SUPPLIED PASSAGE =
All the projects doing that will soon discover that they were popular mostly because of the Open-Source licensing. Once that changes, the popularity, and goodwill go down, for the simple reason that trust gets breached and forks happen. Open-Source is essentially about the freedom to fork, and that's precisely what happens when governance fails.

Some of them will backtrack on that decision, but it will be too late; like ElasticSearch recently changing again to AGPL, except now the question is why would people choose it over the more trustworthy, open and secure OpenSearch.

There's nothing wrong with building proprietary software, but there is something wrong with pulling a bait-and-switch, betraying your community that invested in your product because of its Open-Source nature.

Matt surely knows that, and also, changing the license of WordPress is probably not possible due to them not having the full copyright. WordPress is not really theirs, despite all their contributions. Which is why this will not end well for Automattic.


> There are proper ways to do that, changing the license in a next version for example is how I think it should have been done in the first place.

WordPress is GPL because it is a fork of b2/cafelog:

https://wordpress.org/book/2015/11/the-blogging-software-dil...

APPLY WHAT YOU READ =
A – According to the comments on open-source licensing and WordPress, why is WordPress licensed under the GPL?
B – Carry on the comments about open-source licensing and WordPress from the point where they stop.

SOURCE MATERIAL =
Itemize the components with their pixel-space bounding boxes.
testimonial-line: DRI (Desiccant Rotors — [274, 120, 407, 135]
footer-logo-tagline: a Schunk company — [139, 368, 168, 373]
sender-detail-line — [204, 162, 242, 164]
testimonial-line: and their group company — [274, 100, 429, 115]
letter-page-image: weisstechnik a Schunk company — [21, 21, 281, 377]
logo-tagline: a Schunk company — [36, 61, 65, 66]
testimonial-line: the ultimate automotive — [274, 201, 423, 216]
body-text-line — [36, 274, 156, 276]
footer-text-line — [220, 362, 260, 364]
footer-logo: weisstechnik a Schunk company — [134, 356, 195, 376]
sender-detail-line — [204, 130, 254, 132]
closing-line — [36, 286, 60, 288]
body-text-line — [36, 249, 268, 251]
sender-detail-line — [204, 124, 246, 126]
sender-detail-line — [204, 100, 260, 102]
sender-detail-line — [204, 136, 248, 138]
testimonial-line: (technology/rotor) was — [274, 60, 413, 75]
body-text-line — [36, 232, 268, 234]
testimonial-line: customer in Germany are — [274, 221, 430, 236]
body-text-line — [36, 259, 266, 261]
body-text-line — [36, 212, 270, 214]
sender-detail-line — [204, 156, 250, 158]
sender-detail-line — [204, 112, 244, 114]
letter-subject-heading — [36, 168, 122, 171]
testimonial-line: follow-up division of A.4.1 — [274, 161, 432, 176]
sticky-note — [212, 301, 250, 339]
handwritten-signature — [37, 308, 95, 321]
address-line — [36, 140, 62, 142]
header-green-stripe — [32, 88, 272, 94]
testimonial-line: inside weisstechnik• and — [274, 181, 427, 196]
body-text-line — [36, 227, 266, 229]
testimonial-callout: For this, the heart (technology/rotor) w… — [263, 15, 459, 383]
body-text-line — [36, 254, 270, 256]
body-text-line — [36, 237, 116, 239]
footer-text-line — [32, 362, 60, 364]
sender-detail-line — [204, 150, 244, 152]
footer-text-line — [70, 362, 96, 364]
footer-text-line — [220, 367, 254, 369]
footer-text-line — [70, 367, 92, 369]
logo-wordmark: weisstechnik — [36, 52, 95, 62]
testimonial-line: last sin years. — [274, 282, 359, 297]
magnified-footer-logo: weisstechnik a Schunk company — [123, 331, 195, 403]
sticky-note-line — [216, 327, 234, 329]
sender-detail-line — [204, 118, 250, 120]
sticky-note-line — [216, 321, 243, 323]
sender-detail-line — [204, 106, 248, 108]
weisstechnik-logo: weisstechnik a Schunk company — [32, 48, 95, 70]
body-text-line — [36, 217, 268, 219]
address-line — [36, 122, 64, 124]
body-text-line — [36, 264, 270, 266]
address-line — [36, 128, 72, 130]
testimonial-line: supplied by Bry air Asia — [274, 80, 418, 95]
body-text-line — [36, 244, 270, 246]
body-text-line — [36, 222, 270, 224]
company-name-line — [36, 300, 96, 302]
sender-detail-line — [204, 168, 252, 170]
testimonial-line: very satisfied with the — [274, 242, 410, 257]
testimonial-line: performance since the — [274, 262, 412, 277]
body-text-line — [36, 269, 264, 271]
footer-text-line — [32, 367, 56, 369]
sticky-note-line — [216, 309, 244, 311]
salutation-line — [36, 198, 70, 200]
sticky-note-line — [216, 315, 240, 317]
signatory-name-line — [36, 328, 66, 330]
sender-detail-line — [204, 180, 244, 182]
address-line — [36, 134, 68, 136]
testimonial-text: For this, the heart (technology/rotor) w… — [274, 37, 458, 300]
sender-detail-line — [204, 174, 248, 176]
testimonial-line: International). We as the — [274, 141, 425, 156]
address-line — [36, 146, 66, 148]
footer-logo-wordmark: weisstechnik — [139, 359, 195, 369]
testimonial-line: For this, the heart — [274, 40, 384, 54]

ANSWERS TO THE TASKS =
A – Because it is a fork of b2/cafelog.

B –
> changing the license in a next version

Can Matt do that though? I don't _think_ WordPress has a copyright assignment agreement for contributors? So neither Matt nor Automattic nor wordpress.org nor The WordPress Foundation can choose to re-license future versions of the GPL2 or newer codebase without agreement from _all_ the contributors who retain the copyright in their part of the code.


There is no chance the license changes. Matt has been a very, very vocal supporter of GPL.

This self-described war he’s going on is all about commercial trademarks, and other hosting companies having more commercial success than Automattic in the ecosystem while contributing fewer developers and less money to the project.

Now, he’s taken it to a very extreme extent, and I fully disagree with his approach, but the core issues (for him) have nothing to do with GPL and how the WP project is governed. Those has even the same for decades, and he’s not trying to change them.

He’s just being very self-destructed because it turns out the community has no interest in some kind of “war” that gets long term contributors locked out of the ecosystem. He was expecting more people to be on his side, and frankly now seems to be lashing out (by blocking people) when that didn’t happen

None of that means he’s trying to change the governance model or license.


> This self-described war he’s going on is all about commercial trademarks, and other hosting companies having more commercial success than Automattic in the ecosystem while contributing fewer developers and less money to the project.

I don't really buy that, there is no obligation for anyone to contribute to the project at all under the GPL license so he can feel whatever he want's about it but it's irrelevant.

Also as for the trademark issue, in an older version of their trademark stated "The abbreviation “WP” is not covered by the WordPress trademarks, meaning people may use as they see fit. "

You can't retroactively change it once you see other people making more money than you. That's not how trademarks work.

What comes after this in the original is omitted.